Check each line of the records below and collect those that include the word "columns".

§

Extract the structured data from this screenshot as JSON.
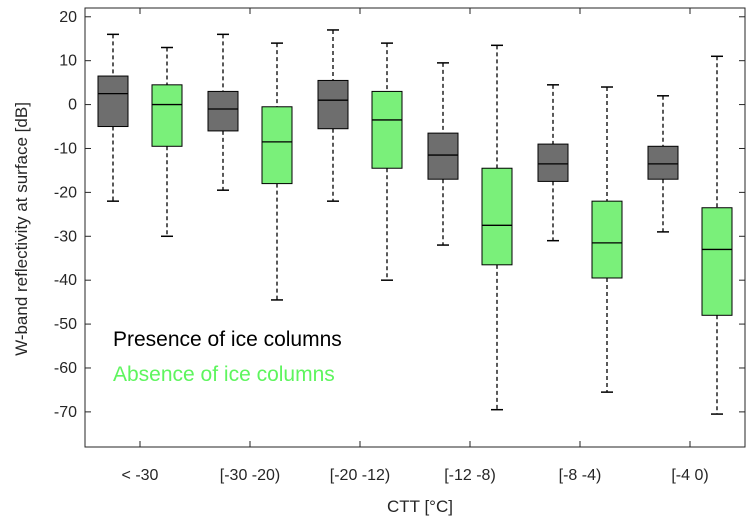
{
  "chart_data": {
    "type": "boxplot",
    "xlabel": "CTT [°C]",
    "ylabel": "W-band reflectivity at surface [dB]",
    "ylim": [
      -78,
      22
    ],
    "yticks": [
      20,
      10,
      0,
      -10,
      -20,
      -30,
      -40,
      -50,
      -60,
      -70
    ],
    "ytick_labels": [
      "20",
      "10",
      "0",
      "-10",
      "-20",
      "-30",
      "-40",
      "-50",
      "-60",
      "-70"
    ],
    "categories": [
      "< -30",
      "[-30 -20)",
      "[-20 -12)",
      "[-12 -8)",
      "[-8 -4)",
      "[-4 0)"
    ],
    "grid": false,
    "legend_position": "lower-left",
    "series": [
      {
        "name": "Presence of ice columns",
        "color": "#6e6e6e",
        "legend_color": "#000000",
        "boxes": [
          {
            "whisker_low": -22,
            "q1": -5,
            "median": 2.5,
            "q3": 6.5,
            "whisker_high": 16
          },
          {
            "whisker_low": -19.5,
            "q1": -6,
            "median": -1,
            "q3": 3,
            "whisker_high": 16
          },
          {
            "whisker_low": -22,
            "q1": -5.5,
            "median": 1,
            "q3": 5.5,
            "whisker_high": 17
          },
          {
            "whisker_low": -32,
            "q1": -17,
            "median": -11.5,
            "q3": -6.5,
            "whisker_high": 9.5
          },
          {
            "whisker_low": -31,
            "q1": -17.5,
            "median": -13.5,
            "q3": -9,
            "whisker_high": 4.5
          },
          {
            "whisker_low": -29,
            "q1": -17,
            "median": -13.5,
            "q3": -9.5,
            "whisker_high": 2
          }
        ]
      },
      {
        "name": "Absence of ice columns",
        "color": "#7af07a",
        "legend_color": "#5ef55e",
        "boxes": [
          {
            "whisker_low": -30,
            "q1": -9.5,
            "median": 0,
            "q3": 4.5,
            "whisker_high": 13
          },
          {
            "whisker_low": -44.5,
            "q1": -18,
            "median": -8.5,
            "q3": -0.5,
            "whisker_high": 14
          },
          {
            "whisker_low": -40,
            "q1": -14.5,
            "median": -3.5,
            "q3": 3,
            "whisker_high": 14
          },
          {
            "whisker_low": -69.5,
            "q1": -36.5,
            "median": -27.5,
            "q3": -14.5,
            "whisker_high": 13.5
          },
          {
            "whisker_low": -65.5,
            "q1": -39.5,
            "median": -31.5,
            "q3": -22,
            "whisker_high": 4
          },
          {
            "whisker_low": -70.5,
            "q1": -48,
            "median": -33,
            "q3": -23.5,
            "whisker_high": 11
          }
        ]
      }
    ]
  }
}
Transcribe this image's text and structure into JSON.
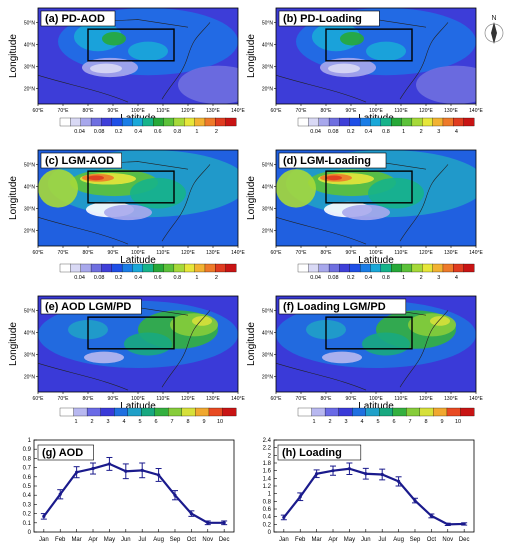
{
  "colors": {
    "colorbar_aod": [
      "#ffffff",
      "#d9d9f5",
      "#a8a8ec",
      "#6f6fe0",
      "#3f3fd8",
      "#1f4fe6",
      "#1a7de6",
      "#1aa8d8",
      "#16b38a",
      "#27a838",
      "#5cc13a",
      "#a6d93a",
      "#e6e63a",
      "#f2b232",
      "#ee7a2a",
      "#e03c20",
      "#c81414"
    ],
    "colorbar_ratio": [
      "#ffffff",
      "#b8b8f0",
      "#6a6ae6",
      "#3a3ad8",
      "#2070e0",
      "#20a0c8",
      "#18a880",
      "#34b040",
      "#86cc3a",
      "#d6e03a",
      "#f0a830",
      "#e84a22",
      "#c81414"
    ],
    "line": "#1a1a8c",
    "box": "#000000"
  },
  "maps": {
    "x_ticks": [
      "60°E",
      "70°E",
      "80°E",
      "90°E",
      "100°E",
      "110°E",
      "120°E",
      "130°E",
      "140°E"
    ],
    "y_ticks": [
      "50°N",
      "40°N",
      "30°N",
      "20°N"
    ],
    "x_label": "Latitude",
    "y_label": "Longitude",
    "panels": [
      {
        "id": "a",
        "title": "(a) PD-AOD",
        "cbar": "aod"
      },
      {
        "id": "b",
        "title": "(b) PD-Loading",
        "cbar": "loading"
      },
      {
        "id": "c",
        "title": "(c) LGM-AOD",
        "cbar": "aod"
      },
      {
        "id": "d",
        "title": "(d) LGM-Loading",
        "cbar": "loading"
      },
      {
        "id": "e",
        "title": "(e) AOD LGM/PD",
        "cbar": "ratio"
      },
      {
        "id": "f",
        "title": "(f) Loading LGM/PD",
        "cbar": "ratio"
      }
    ]
  },
  "colorbars": {
    "aod": [
      "0.04",
      "0.08",
      "0.2",
      "0.4",
      "0.6",
      "0.8",
      "1",
      "2"
    ],
    "loading": [
      "0.04",
      "0.08",
      "0.2",
      "0.4",
      "0.8",
      "1",
      "2",
      "3",
      "4"
    ],
    "ratio": [
      "1",
      "2",
      "3",
      "4",
      "5",
      "6",
      "7",
      "8",
      "9",
      "10"
    ]
  },
  "chart_data": [
    {
      "type": "line",
      "title": "(g) AOD",
      "categories": [
        "Jan",
        "Feb",
        "Mar",
        "Apr",
        "May",
        "Jun",
        "Jul",
        "Aug",
        "Sep",
        "Oct",
        "Nov",
        "Dec"
      ],
      "values": [
        0.17,
        0.41,
        0.65,
        0.69,
        0.74,
        0.66,
        0.67,
        0.62,
        0.4,
        0.2,
        0.1,
        0.1
      ],
      "error": [
        0.03,
        0.05,
        0.06,
        0.06,
        0.07,
        0.08,
        0.08,
        0.07,
        0.05,
        0.03,
        0.02,
        0.02
      ],
      "ylim": [
        0,
        1
      ],
      "yticks": [
        "0",
        "0.1",
        "0.2",
        "0.3",
        "0.4",
        "0.5",
        "0.6",
        "0.7",
        "0.8",
        "0.9",
        "1"
      ]
    },
    {
      "type": "line",
      "title": "(h) Loading",
      "categories": [
        "Jan",
        "Feb",
        "Mar",
        "Apr",
        "May",
        "Jun",
        "Jul",
        "Aug",
        "Sep",
        "Oct",
        "Nov",
        "Dec"
      ],
      "values": [
        0.38,
        0.92,
        1.52,
        1.6,
        1.65,
        1.52,
        1.5,
        1.32,
        0.82,
        0.42,
        0.2,
        0.21
      ],
      "error": [
        0.06,
        0.1,
        0.1,
        0.12,
        0.15,
        0.14,
        0.14,
        0.12,
        0.06,
        0.05,
        0.03,
        0.03
      ],
      "ylim": [
        0,
        2.4
      ],
      "yticks": [
        "0",
        "0.2",
        "0.4",
        "0.6",
        "0.8",
        "1",
        "1.2",
        "1.4",
        "1.6",
        "1.8",
        "2",
        "2.2",
        "2.4"
      ]
    }
  ],
  "compass": {
    "label": "N"
  }
}
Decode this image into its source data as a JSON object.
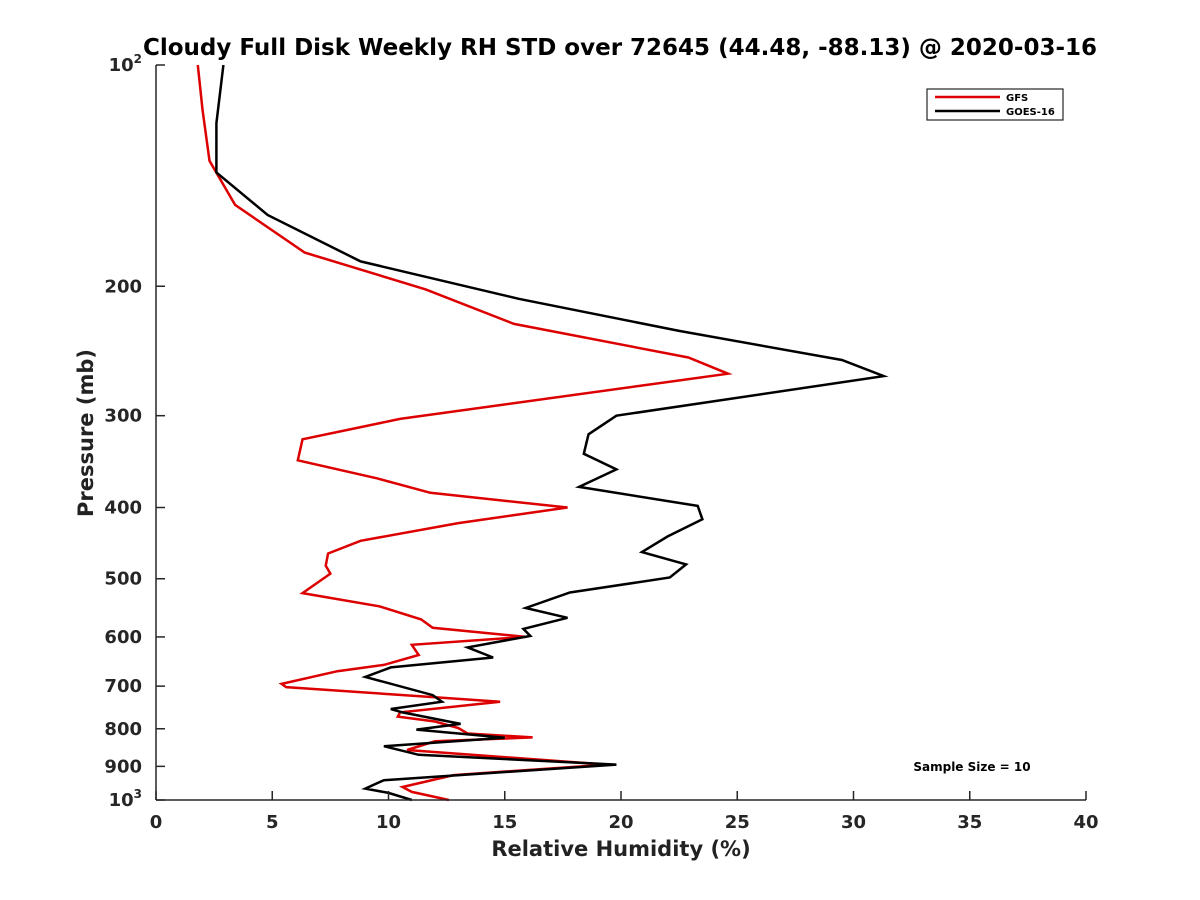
{
  "chart_data": {
    "type": "line",
    "title": "Cloudy Full Disk Weekly RH STD over 72645 (44.48, -88.13) @ 2020-03-16",
    "xlabel": "Relative Humidity (%)",
    "ylabel": "Pressure (mb)",
    "xlim": [
      0,
      40
    ],
    "ylim": [
      100,
      1000
    ],
    "y_scale": "log",
    "y_reversed": true,
    "grid": false,
    "x_ticks": [
      0,
      5,
      10,
      15,
      20,
      25,
      30,
      35,
      40
    ],
    "x_tick_labels": [
      "0",
      "5",
      "10",
      "15",
      "20",
      "25",
      "30",
      "35",
      "40"
    ],
    "y_ticks": [
      100,
      200,
      300,
      400,
      500,
      600,
      700,
      800,
      900,
      1000
    ],
    "y_tick_labels": [
      {
        "base": "10",
        "sup": "2"
      },
      {
        "base": "200",
        "sup": ""
      },
      {
        "base": "300",
        "sup": ""
      },
      {
        "base": "400",
        "sup": ""
      },
      {
        "base": "500",
        "sup": ""
      },
      {
        "base": "600",
        "sup": ""
      },
      {
        "base": "700",
        "sup": ""
      },
      {
        "base": "800",
        "sup": ""
      },
      {
        "base": "900",
        "sup": ""
      },
      {
        "base": "10",
        "sup": "3"
      }
    ],
    "legend_position": "top-right",
    "annotation": "Sample Size = 10",
    "series": [
      {
        "name": "GFS",
        "color": "#dd0000",
        "points": [
          [
            1.8,
            100
          ],
          [
            2.0,
            115
          ],
          [
            2.3,
            135
          ],
          [
            3.4,
            155
          ],
          [
            6.4,
            180
          ],
          [
            11.6,
            202
          ],
          [
            15.4,
            225
          ],
          [
            22.9,
            250
          ],
          [
            24.6,
            263
          ],
          [
            10.5,
            303
          ],
          [
            6.3,
            323
          ],
          [
            6.1,
            345
          ],
          [
            9.5,
            365
          ],
          [
            11.8,
            382
          ],
          [
            17.7,
            400
          ],
          [
            13.0,
            420
          ],
          [
            8.8,
            444
          ],
          [
            7.4,
            462
          ],
          [
            7.3,
            480
          ],
          [
            7.5,
            492
          ],
          [
            6.3,
            523
          ],
          [
            9.6,
            545
          ],
          [
            11.4,
            568
          ],
          [
            11.9,
            583
          ],
          [
            15.9,
            600
          ],
          [
            11.0,
            615
          ],
          [
            11.3,
            635
          ],
          [
            9.8,
            655
          ],
          [
            7.8,
            668
          ],
          [
            5.4,
            695
          ],
          [
            5.6,
            702
          ],
          [
            12.0,
            725
          ],
          [
            14.8,
            735
          ],
          [
            10.5,
            760
          ],
          [
            10.4,
            770
          ],
          [
            12.0,
            782
          ],
          [
            13.0,
            798
          ],
          [
            13.4,
            812
          ],
          [
            16.2,
            822
          ],
          [
            12.0,
            832
          ],
          [
            10.8,
            855
          ],
          [
            19.4,
            895
          ],
          [
            12.8,
            925
          ],
          [
            10.6,
            960
          ],
          [
            11.0,
            975
          ],
          [
            12.6,
            1000
          ]
        ]
      },
      {
        "name": "GOES-16",
        "color": "#000000",
        "points": [
          [
            2.9,
            100
          ],
          [
            2.6,
            120
          ],
          [
            2.6,
            140
          ],
          [
            4.8,
            160
          ],
          [
            8.8,
            185
          ],
          [
            15.6,
            208
          ],
          [
            22.5,
            230
          ],
          [
            29.5,
            252
          ],
          [
            31.3,
            265
          ],
          [
            19.8,
            300
          ],
          [
            18.6,
            318
          ],
          [
            18.4,
            338
          ],
          [
            19.8,
            355
          ],
          [
            18.2,
            375
          ],
          [
            23.3,
            398
          ],
          [
            23.5,
            415
          ],
          [
            22.0,
            438
          ],
          [
            20.9,
            460
          ],
          [
            22.8,
            478
          ],
          [
            22.1,
            498
          ],
          [
            17.8,
            522
          ],
          [
            15.9,
            548
          ],
          [
            17.7,
            565
          ],
          [
            15.8,
            585
          ],
          [
            16.1,
            598
          ],
          [
            13.4,
            620
          ],
          [
            14.5,
            640
          ],
          [
            10.1,
            660
          ],
          [
            9.0,
            680
          ],
          [
            11.9,
            720
          ],
          [
            12.3,
            735
          ],
          [
            10.1,
            752
          ],
          [
            10.6,
            760
          ],
          [
            13.1,
            788
          ],
          [
            11.2,
            802
          ],
          [
            15.0,
            823
          ],
          [
            9.8,
            845
          ],
          [
            11.3,
            868
          ],
          [
            19.8,
            895
          ],
          [
            9.8,
            940
          ],
          [
            9.0,
            965
          ],
          [
            10.0,
            978
          ],
          [
            11.0,
            1000
          ]
        ]
      }
    ]
  }
}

§

Expected answer >>
        "name": "Presence of ice columns",
        "name": "Absence of ice columns",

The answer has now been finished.